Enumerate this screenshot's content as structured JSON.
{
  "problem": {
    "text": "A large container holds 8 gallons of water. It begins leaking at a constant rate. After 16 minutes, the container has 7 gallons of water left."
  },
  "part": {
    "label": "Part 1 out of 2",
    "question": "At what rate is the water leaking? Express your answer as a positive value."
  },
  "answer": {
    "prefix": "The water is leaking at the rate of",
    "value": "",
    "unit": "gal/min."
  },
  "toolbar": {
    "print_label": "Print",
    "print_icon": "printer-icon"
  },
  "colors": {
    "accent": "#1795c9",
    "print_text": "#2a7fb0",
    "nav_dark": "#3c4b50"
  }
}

====

■ **Exercise**
List each line of the entries that holds the string "leaking".

■ **Solution to the problem**
    "text": "A large container holds 8 gallons of water. It begins leaking at a constant rate. After 16 minutes, the container has 7 gallons of water left."
    "question": "At what rate is the water leaking? Express your answer as a positive value."
    "prefix": "The water is leaking at the rate of",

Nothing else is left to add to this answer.